— START DOCUMENT SEGMENT —

Supreme Court reaffirmed foundational principle that:

  • exclusion of Civil Court jurisdiction cannot be readily inferred,
  • and statutory tribunals possess only specifically conferred jurisdiction.

Court closely analysed language of Sections 6, 7, 83 and 85 and held:

  • Sections 6 and 7 specifically empower Tribunal to decide disputes regarding whether property is waqf property only if property is included in statutory “List of Auqaf” or registered under Act;
  • Section 85 bars Civil Court jurisdiction only regarding matters “required by or under this Act” to be determined by Tribunal.

Most significant aspect of judgment was reinterpretation of Section 83.

Court emphasised that earlier expansive decisions omitted crucial words:
“under this Act”
occurring in Section 83(1).

According to Supreme Court:

  • Section 83 merely provides machinery for constitution of Tribunal;
  • it does not itself create substantive jurisdiction;
  • substantive jurisdiction must independently arise from other provisions of Act.

— END DOCUMENT SEGMENT —
— START DATA SECTION —

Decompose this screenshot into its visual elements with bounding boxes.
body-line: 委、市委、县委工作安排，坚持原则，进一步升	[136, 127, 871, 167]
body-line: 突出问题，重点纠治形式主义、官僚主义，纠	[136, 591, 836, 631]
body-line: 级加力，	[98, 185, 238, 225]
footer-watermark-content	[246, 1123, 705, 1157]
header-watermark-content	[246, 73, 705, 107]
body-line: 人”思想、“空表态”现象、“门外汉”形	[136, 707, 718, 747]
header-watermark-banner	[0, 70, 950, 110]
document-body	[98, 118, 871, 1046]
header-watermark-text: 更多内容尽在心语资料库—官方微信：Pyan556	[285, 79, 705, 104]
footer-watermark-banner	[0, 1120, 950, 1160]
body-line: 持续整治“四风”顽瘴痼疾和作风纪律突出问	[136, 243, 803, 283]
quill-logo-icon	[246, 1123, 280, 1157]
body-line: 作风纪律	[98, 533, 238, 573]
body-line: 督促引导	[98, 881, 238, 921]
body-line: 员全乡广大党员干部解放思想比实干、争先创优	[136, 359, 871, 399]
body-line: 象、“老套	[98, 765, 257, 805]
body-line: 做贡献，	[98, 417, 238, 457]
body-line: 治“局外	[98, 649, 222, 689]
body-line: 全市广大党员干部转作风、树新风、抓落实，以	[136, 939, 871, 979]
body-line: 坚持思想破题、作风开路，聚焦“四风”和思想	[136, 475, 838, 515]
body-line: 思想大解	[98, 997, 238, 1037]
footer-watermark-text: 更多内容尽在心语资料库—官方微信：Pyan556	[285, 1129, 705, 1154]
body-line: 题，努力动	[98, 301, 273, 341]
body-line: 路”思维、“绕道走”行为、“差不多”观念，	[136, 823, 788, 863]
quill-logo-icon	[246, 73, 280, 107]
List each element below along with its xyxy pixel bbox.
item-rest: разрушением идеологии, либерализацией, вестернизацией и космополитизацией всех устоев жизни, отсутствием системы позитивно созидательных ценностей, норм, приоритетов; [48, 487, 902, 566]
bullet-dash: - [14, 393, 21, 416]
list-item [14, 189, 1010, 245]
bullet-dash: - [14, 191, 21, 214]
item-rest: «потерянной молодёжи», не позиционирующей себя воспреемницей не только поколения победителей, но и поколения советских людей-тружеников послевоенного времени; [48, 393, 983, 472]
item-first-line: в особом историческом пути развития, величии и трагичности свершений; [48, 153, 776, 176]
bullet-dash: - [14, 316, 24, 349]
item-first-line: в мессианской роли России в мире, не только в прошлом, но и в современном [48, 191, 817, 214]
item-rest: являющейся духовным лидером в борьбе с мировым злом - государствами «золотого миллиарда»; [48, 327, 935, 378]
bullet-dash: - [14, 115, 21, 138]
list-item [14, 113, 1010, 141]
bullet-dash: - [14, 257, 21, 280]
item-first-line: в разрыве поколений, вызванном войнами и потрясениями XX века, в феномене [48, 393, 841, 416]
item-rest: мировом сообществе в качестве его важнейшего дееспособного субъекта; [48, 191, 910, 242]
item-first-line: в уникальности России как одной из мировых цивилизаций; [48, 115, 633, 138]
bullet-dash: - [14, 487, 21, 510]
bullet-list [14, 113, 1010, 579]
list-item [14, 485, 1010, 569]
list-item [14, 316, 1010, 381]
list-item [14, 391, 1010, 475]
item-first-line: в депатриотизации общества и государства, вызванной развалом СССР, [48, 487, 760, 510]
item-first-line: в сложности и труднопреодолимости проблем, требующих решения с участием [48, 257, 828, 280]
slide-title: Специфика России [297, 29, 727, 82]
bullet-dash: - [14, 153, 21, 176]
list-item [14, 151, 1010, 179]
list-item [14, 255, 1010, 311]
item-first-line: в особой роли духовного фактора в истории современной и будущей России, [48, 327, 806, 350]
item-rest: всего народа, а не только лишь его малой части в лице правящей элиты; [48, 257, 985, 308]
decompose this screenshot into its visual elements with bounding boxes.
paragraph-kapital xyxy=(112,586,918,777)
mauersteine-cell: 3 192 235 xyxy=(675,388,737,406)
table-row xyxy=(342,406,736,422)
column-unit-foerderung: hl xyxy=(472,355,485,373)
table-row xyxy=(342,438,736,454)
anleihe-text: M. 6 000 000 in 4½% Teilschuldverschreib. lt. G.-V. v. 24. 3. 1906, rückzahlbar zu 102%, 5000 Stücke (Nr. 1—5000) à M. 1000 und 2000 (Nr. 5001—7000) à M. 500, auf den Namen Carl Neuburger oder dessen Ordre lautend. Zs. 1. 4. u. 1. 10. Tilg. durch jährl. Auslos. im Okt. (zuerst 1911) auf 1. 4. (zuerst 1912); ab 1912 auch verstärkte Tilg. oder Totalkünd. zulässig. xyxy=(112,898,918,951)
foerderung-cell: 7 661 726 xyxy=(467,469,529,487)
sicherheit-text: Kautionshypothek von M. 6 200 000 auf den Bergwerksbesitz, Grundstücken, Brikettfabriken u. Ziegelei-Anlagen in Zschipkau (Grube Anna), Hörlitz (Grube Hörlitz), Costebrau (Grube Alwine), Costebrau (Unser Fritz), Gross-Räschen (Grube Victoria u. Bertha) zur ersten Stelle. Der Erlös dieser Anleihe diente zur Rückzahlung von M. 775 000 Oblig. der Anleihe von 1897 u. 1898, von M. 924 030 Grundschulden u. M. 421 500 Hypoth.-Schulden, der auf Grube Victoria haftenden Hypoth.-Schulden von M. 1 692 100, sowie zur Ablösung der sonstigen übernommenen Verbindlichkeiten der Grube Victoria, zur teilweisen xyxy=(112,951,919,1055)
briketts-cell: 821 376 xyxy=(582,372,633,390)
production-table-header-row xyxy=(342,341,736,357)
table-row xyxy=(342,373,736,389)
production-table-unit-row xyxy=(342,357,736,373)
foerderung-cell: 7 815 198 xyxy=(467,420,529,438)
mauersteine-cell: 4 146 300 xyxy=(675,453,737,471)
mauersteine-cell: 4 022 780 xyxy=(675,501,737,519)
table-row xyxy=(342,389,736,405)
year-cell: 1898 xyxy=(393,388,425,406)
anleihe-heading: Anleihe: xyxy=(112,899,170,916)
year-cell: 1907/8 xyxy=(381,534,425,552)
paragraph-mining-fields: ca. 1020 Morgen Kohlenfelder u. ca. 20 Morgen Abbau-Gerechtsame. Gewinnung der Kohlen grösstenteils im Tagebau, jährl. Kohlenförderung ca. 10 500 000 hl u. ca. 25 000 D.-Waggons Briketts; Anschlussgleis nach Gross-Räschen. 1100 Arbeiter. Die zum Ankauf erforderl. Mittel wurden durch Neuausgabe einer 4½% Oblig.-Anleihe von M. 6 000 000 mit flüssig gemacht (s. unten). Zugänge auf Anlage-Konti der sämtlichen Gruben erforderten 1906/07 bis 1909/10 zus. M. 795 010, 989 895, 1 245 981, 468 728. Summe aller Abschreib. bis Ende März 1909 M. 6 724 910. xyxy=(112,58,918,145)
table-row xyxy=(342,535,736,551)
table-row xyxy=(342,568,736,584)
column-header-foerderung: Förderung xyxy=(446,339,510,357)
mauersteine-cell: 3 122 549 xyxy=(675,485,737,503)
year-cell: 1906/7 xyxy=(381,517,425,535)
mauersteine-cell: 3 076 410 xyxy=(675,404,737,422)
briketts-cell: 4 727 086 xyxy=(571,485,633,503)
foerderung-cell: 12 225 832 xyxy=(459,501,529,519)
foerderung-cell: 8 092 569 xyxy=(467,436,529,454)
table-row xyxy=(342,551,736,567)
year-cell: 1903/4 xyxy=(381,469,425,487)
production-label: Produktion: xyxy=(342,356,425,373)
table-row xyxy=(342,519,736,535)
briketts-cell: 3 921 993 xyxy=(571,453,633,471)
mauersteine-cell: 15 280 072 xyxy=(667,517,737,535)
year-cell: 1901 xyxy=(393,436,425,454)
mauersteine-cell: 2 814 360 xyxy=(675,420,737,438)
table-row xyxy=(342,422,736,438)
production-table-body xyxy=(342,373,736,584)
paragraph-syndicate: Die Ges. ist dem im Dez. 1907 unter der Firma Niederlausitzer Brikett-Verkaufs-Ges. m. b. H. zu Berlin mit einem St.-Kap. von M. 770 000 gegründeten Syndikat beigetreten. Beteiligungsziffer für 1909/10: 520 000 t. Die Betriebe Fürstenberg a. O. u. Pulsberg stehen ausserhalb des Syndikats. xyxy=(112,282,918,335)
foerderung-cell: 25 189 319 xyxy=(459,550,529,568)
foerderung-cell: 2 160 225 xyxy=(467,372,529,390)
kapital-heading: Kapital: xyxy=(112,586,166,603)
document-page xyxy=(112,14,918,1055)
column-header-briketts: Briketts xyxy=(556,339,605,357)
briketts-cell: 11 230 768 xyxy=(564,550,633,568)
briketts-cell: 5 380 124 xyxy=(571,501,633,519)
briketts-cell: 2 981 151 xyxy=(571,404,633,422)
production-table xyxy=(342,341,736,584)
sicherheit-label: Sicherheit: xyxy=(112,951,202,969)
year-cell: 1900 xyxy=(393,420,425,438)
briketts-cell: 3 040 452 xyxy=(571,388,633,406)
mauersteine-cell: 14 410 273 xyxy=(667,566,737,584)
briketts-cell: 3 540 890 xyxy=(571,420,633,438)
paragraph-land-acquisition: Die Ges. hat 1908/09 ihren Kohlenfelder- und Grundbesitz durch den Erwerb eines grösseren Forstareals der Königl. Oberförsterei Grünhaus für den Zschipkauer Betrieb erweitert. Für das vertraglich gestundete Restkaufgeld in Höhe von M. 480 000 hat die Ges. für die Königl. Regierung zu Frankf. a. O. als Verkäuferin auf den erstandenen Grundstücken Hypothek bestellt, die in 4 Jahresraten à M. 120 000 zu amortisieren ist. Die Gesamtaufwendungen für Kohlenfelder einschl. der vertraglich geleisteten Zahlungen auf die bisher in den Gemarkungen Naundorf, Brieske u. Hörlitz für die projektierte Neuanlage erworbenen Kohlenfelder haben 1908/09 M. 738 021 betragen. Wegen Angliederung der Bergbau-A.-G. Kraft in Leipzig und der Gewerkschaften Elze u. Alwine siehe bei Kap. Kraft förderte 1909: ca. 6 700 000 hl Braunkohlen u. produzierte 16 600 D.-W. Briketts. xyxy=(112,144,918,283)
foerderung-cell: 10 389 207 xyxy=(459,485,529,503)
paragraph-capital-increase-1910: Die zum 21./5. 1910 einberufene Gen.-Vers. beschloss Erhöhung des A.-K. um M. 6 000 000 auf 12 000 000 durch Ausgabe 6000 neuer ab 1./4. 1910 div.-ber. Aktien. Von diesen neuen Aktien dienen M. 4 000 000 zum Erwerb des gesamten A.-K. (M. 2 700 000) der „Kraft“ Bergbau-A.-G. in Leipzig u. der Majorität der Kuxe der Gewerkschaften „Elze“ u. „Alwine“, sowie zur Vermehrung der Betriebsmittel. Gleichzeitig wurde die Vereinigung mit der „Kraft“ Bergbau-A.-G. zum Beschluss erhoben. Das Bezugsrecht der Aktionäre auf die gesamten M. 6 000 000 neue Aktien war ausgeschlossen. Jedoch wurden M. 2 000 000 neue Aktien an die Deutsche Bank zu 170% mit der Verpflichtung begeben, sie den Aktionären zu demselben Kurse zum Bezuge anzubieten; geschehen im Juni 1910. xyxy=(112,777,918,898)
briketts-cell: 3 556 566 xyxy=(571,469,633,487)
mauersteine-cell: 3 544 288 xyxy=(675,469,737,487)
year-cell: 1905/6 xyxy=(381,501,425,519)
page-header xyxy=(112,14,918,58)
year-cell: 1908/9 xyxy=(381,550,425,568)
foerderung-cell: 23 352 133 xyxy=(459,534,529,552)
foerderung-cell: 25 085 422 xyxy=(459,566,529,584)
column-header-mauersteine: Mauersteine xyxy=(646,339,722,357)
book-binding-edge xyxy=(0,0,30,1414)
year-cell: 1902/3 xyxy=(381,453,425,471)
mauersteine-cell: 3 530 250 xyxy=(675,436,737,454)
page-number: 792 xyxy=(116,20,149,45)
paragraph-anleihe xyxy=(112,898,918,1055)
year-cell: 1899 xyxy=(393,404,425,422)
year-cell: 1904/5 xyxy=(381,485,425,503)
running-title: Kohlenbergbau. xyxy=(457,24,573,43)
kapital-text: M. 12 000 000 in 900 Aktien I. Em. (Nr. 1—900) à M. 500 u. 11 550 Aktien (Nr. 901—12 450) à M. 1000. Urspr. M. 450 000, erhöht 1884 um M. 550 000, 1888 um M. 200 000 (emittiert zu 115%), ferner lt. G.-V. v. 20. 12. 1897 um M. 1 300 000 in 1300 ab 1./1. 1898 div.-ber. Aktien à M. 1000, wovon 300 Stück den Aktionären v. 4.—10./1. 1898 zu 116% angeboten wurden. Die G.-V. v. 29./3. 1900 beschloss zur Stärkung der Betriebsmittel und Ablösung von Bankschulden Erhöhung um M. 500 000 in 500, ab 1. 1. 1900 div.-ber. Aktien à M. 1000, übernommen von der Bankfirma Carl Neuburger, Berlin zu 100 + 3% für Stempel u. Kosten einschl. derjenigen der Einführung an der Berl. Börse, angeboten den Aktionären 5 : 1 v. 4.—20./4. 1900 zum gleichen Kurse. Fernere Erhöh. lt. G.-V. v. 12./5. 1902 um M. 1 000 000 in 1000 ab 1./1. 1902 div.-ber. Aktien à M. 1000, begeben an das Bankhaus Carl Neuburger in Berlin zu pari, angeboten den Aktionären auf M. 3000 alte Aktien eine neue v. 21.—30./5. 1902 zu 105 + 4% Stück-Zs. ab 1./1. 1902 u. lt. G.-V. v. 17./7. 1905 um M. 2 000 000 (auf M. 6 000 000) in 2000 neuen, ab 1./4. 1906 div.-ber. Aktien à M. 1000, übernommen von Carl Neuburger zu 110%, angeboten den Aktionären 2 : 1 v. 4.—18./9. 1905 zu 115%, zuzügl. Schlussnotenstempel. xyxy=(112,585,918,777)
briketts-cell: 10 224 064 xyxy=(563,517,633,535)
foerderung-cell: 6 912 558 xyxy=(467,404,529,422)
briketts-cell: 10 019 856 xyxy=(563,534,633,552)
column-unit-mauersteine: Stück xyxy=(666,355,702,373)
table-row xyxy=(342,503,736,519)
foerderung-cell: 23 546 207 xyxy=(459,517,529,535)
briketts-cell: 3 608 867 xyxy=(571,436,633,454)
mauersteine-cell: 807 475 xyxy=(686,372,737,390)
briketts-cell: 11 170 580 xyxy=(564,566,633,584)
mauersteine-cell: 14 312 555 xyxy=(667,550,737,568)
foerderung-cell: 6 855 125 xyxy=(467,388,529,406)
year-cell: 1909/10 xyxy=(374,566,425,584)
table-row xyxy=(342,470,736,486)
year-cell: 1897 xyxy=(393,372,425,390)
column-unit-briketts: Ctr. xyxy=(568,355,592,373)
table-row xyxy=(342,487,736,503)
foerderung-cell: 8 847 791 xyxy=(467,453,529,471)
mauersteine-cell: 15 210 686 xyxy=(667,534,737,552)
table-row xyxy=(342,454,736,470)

— END DATA SECTION —

## JOBS:
A - Translate this sentence from the waqf jurisdiction passage into French: "Most significant aspect of judgment was reinterpretation of Section 83."
B - Reproduce everything in the waqf jurisdiction passage from "occurring in Section" down to "provisions of Act.".

## SOLUTIONS FOR EACH TASK:
A - L'aspect le plus important de l'arrêt était la réinterprétation de l'article 83.

B -
occurring in Section 83(1).

According to Supreme Court:

  • Section 83 merely provides machinery for constitution of Tribunal;
  • it does not itself create substantive jurisdiction;
  • substantive jurisdiction must independently arise from other provisions of Act.